Task directions
Gather up every line from the entries below that uses the word "among".

(Items from a data source)
----------

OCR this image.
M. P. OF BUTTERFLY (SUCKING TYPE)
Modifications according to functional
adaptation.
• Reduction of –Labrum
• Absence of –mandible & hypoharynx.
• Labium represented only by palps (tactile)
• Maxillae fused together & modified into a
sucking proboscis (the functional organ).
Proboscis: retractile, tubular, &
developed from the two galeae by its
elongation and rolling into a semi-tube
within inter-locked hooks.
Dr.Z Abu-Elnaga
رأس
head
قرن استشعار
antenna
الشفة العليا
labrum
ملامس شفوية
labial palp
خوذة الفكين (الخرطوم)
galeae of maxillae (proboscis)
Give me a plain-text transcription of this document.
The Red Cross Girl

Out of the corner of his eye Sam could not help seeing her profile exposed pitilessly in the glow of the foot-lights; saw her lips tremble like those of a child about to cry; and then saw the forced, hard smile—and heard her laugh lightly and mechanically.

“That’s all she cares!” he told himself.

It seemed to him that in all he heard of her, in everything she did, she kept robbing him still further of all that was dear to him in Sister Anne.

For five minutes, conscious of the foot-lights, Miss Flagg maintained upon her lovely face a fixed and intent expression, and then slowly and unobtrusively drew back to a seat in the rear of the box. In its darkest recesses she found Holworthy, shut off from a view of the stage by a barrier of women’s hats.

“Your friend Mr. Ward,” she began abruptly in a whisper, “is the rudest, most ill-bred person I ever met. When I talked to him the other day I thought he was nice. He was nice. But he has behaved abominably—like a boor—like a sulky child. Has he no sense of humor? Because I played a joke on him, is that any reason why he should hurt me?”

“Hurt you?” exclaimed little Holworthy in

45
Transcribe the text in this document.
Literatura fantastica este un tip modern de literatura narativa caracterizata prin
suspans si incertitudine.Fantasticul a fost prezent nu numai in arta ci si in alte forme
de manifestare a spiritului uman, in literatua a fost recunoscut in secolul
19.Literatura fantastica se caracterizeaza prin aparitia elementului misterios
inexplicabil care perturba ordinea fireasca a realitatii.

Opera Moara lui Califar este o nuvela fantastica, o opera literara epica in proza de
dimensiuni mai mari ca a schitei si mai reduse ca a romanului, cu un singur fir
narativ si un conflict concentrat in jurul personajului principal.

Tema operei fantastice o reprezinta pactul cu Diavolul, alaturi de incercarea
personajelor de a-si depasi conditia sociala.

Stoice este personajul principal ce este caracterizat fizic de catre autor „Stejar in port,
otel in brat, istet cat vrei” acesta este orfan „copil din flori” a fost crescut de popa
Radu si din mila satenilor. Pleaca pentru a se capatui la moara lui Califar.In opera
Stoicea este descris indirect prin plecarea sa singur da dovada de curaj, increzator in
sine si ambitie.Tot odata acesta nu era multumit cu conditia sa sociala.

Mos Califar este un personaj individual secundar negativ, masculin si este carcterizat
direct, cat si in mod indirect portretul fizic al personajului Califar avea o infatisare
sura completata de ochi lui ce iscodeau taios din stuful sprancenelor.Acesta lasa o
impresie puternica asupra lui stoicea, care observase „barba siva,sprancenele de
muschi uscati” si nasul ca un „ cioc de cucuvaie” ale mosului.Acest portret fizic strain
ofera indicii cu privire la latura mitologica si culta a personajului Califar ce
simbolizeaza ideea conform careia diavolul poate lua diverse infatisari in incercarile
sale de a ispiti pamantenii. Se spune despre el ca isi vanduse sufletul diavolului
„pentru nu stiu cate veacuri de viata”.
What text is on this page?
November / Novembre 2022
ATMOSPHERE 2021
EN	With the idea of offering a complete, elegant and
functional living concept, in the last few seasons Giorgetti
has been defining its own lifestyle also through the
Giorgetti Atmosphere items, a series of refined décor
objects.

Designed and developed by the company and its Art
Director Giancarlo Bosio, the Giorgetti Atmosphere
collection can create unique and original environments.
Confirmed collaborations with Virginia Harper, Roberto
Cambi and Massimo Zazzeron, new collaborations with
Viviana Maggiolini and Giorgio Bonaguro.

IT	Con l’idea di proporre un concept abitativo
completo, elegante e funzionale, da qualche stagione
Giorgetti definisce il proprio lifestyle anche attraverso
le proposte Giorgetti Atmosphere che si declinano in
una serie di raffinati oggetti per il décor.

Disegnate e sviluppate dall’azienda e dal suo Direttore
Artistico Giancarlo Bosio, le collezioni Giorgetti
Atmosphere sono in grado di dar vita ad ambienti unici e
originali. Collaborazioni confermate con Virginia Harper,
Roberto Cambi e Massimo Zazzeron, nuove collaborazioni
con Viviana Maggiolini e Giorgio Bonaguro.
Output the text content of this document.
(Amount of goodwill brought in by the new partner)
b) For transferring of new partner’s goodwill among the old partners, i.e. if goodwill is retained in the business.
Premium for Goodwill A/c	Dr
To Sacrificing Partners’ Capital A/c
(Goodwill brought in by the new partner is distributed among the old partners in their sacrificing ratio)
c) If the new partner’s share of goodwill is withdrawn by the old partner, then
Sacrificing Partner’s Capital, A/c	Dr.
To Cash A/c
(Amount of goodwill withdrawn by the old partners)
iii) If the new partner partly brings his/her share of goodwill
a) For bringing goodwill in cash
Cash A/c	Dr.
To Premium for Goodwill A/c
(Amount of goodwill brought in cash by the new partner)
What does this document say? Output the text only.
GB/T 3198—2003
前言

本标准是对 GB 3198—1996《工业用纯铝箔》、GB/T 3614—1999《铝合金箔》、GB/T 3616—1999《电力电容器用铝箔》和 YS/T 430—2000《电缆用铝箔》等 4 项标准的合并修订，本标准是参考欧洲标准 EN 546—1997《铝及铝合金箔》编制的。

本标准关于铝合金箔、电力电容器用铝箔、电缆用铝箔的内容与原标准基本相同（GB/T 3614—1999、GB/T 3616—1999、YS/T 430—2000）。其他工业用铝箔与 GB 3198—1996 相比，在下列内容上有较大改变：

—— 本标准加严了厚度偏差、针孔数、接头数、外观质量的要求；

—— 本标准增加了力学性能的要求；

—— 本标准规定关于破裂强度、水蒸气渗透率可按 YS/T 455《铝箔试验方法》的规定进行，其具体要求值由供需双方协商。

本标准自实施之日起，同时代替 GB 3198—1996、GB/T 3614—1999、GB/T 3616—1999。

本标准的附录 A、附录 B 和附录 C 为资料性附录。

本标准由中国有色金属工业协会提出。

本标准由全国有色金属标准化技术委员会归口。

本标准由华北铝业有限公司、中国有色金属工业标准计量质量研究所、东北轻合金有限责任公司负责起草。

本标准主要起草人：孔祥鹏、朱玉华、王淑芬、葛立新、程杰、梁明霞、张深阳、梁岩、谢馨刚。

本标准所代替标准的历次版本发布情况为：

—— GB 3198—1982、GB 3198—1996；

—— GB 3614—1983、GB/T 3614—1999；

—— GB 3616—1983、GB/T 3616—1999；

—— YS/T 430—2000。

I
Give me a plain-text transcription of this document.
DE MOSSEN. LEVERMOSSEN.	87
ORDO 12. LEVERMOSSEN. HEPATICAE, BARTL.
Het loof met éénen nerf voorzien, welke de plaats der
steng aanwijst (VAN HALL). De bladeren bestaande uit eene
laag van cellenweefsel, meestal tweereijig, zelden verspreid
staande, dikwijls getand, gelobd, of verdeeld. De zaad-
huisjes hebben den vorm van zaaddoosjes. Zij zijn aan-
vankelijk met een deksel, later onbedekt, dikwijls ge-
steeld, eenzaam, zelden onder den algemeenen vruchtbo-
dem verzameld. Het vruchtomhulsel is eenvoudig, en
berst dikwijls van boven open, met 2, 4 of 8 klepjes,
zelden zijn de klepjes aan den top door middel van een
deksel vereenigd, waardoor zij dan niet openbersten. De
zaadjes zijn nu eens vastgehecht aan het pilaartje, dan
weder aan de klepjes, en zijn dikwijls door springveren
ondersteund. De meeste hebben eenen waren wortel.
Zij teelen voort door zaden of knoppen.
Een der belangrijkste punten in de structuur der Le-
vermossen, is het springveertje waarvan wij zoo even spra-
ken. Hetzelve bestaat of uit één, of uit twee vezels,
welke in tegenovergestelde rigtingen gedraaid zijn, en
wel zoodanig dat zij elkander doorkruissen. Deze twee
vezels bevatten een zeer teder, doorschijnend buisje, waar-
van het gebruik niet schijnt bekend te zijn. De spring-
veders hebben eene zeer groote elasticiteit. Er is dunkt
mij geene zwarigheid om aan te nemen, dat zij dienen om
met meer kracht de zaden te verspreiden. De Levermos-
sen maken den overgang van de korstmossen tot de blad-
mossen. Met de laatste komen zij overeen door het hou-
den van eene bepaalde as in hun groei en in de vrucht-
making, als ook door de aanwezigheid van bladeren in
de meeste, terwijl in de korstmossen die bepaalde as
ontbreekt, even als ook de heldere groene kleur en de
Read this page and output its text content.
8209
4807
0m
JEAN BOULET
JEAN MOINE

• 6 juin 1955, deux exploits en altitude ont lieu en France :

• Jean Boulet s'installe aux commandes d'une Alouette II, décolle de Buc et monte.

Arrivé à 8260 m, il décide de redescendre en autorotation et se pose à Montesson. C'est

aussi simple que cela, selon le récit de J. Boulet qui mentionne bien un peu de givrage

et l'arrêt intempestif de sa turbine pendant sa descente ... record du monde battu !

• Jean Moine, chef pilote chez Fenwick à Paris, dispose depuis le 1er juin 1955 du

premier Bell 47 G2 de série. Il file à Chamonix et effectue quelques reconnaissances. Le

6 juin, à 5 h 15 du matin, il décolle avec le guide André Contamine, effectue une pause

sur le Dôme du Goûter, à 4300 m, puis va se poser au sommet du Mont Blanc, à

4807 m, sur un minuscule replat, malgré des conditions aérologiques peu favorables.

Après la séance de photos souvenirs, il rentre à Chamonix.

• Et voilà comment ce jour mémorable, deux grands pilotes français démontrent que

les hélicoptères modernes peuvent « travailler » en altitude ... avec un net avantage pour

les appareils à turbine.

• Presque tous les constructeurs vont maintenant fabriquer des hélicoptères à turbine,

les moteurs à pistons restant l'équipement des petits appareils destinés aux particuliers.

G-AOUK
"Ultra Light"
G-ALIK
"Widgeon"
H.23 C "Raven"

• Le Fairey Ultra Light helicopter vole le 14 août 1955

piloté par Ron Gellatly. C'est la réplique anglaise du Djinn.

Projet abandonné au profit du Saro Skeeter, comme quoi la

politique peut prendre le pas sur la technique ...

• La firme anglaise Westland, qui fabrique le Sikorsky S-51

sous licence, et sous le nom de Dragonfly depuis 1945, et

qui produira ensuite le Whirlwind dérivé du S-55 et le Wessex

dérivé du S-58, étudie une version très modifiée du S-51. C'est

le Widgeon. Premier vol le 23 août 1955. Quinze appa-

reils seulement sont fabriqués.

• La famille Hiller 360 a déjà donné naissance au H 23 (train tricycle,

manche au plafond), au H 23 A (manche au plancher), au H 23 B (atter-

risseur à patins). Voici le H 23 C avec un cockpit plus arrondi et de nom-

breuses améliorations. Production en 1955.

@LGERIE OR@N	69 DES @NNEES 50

----------

Response below
b) For transferring of new partner’s goodwill among the old partners, i.e. if goodwill is retained in the business.
(Goodwill brought in by the new partner is distributed among the old partners in their sacrificing ratio)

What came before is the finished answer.